• _GIVEN TASK_
All of the records listed below should be retyped exactly.

•••

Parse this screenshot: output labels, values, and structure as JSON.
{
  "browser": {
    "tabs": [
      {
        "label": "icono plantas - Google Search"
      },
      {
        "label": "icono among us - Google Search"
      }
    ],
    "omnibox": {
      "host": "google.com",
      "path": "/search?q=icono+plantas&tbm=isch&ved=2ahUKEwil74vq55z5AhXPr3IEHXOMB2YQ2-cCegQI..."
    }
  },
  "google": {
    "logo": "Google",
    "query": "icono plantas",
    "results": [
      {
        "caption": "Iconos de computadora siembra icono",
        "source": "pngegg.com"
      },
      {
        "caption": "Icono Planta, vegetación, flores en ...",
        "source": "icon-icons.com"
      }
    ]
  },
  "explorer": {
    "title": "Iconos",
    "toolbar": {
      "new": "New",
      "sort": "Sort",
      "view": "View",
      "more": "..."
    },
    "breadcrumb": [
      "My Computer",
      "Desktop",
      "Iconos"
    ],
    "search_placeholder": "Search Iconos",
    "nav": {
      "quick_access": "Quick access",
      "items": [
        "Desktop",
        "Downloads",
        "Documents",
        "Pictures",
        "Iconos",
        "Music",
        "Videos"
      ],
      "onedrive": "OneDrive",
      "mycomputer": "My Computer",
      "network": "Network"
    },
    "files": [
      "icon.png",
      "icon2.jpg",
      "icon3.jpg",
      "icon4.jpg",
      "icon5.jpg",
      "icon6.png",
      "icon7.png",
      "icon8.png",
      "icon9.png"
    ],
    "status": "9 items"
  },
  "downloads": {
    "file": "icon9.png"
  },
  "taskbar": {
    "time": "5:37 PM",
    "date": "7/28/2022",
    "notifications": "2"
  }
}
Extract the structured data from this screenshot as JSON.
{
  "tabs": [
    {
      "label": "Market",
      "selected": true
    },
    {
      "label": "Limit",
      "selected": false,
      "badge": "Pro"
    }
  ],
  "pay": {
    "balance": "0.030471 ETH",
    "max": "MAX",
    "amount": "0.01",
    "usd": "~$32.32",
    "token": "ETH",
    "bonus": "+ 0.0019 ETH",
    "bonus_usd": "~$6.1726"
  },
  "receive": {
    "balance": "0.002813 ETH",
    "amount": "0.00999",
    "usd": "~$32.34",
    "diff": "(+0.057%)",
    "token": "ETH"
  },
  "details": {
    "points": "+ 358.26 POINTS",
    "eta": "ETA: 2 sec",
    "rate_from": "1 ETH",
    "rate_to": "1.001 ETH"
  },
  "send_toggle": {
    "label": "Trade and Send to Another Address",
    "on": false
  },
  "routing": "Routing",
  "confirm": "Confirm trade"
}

•••

• _RESULT OF THE TASK_
Parse this screenshot: output labels, values, and structure as JSON.
{
  "browser": {
    "tabs": [
      {
        "label": "icono plantas - Google Search"
      },
      {
        "label": "icono among us - Google Search"
      }
    ],
    "omnibox": {
      "host": "google.com",
      "path": "/search?q=icono+plantas&tbm=isch&ved=2ahUKEwil74vq55z5AhXPr3IEHXOMB2YQ2-cCegQI..."
    }
  },
  "google": {
    "logo": "Google",
    "query": "icono plantas",
    "results": [
      {
        "caption": "Iconos de computadora siembra icono",
        "source": "pngegg.com"
      },
      {
        "caption": "Icono Planta, vegetación, flores en ...",
        "source": "icon-icons.com"
      }
    ]
  },
  "explorer": {
    "title": "Iconos",
    "toolbar": {
      "new": "New",
      "sort": "Sort",
      "view": "View",
      "more": "..."
    },
    "breadcrumb": [
      "My Computer",
      "Desktop",
      "Iconos"
    ],
    "search_placeholder": "Search Iconos",
    "nav": {
      "quick_access": "Quick access",
      "items": [
        "Desktop",
        "Downloads",
        "Documents",
        "Pictures",
        "Iconos",
        "Music",
        "Videos"
      ],
      "onedrive": "OneDrive",
      "mycomputer": "My Computer",
      "network": "Network"
    },
    "files": [
      "icon.png",
      "icon2.jpg",
      "icon3.jpg",
      "icon4.jpg",
      "icon5.jpg",
      "icon6.png",
      "icon7.png",
      "icon8.png",
      "icon9.png"
    ],
    "status": "9 items"
  },
  "downloads": {
    "file": "icon9.png"
  },
  "taskbar": {
    "time": "5:37 PM",
    "date": "7/28/2022",
    "notifications": "2"
  }
}
Extract the structured data from this screenshot as JSON.
{
  "tabs": [
    {
      "label": "Market",
      "selected": true
    },
    {
      "label": "Limit",
      "selected": false,
      "badge": "Pro"
    }
  ],
  "pay": {
    "balance": "0.030471 ETH",
    "max": "MAX",
    "amount": "0.01",
    "usd": "~$32.32",
    "token": "ETH",
    "bonus": "+ 0.0019 ETH",
    "bonus_usd": "~$6.1726"
  },
  "receive": {
    "balance": "0.002813 ETH",
    "amount": "0.00999",
    "usd": "~$32.34",
    "diff": "(+0.057%)",
    "token": "ETH"
  },
  "details": {
    "points": "+ 358.26 POINTS",
    "eta": "ETA: 2 sec",
    "rate_from": "1 ETH",
    "rate_to": "1.001 ETH"
  },
  "send_toggle": {
    "label": "Trade and Send to Another Address",
    "on": false
  },
  "routing": "Routing",
  "confirm": "Confirm trade"
}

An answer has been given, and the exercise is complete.